[Stored items]
-.-.-

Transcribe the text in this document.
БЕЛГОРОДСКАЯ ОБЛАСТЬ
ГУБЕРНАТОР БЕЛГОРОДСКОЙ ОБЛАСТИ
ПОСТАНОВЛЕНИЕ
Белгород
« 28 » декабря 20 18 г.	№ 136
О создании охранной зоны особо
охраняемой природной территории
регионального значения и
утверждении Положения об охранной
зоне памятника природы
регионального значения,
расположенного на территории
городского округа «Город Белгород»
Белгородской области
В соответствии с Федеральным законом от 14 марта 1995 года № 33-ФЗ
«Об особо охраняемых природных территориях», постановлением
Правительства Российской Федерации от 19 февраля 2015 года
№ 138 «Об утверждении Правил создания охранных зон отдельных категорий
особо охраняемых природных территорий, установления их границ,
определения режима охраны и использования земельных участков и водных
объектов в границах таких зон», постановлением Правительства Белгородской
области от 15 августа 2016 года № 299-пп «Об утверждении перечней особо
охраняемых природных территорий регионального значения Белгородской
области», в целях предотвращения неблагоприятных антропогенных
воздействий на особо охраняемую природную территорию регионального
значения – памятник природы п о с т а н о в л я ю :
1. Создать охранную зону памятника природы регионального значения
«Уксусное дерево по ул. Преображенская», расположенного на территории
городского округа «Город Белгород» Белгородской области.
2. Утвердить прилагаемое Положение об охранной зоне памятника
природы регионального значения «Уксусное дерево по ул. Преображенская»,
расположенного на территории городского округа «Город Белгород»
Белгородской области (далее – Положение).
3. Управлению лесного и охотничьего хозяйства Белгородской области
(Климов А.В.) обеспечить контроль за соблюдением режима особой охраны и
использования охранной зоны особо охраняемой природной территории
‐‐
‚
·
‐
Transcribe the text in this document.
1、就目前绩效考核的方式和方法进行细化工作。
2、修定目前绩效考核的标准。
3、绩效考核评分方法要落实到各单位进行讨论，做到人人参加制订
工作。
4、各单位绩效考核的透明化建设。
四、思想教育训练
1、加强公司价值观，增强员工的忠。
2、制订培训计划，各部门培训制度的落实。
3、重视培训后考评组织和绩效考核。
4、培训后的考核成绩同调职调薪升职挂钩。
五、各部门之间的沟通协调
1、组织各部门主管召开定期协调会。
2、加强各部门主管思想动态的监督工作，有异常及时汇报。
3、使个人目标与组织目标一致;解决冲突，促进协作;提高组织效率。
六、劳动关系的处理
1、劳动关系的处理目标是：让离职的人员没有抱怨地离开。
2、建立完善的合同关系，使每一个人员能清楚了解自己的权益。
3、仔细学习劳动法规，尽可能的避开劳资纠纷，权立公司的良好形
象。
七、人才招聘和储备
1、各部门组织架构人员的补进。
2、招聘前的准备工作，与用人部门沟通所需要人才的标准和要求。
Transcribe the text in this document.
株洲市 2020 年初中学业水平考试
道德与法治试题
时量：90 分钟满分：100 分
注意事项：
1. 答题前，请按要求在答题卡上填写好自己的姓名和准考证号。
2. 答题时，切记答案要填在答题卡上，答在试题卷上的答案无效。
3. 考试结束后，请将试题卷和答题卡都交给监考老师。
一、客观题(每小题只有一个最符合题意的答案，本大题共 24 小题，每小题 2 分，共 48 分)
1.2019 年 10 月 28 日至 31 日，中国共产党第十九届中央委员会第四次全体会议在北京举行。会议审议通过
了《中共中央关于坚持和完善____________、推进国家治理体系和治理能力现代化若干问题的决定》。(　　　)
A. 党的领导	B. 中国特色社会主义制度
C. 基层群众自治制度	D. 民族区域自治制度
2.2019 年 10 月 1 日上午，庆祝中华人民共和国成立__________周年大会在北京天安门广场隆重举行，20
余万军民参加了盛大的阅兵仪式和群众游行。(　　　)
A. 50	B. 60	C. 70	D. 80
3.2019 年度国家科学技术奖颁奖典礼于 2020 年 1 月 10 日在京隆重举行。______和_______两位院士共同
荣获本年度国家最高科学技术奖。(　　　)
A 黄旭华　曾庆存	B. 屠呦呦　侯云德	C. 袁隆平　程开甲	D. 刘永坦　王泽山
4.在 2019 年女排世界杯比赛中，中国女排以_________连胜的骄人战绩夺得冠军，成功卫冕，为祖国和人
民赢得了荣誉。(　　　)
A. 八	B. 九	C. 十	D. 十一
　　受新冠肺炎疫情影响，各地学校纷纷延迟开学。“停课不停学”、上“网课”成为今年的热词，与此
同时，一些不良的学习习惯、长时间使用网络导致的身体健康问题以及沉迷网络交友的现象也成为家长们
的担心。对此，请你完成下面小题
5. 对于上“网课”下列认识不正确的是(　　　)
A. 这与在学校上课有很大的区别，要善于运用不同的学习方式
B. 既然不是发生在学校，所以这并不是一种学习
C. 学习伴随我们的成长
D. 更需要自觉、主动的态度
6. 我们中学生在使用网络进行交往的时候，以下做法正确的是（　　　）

-.-.-

Extract lines where the string "регионального" occurs.

* [Expected output]
регионального значения и
регионального значения,
охраняемых природных территорий регионального значения Белгородской
воздействий на особо охраняемую природную территорию регионального
1. Создать охранную зону памятника природы регионального значения
природы регионального значения «Уксусное дерево по ул. Преображенская»,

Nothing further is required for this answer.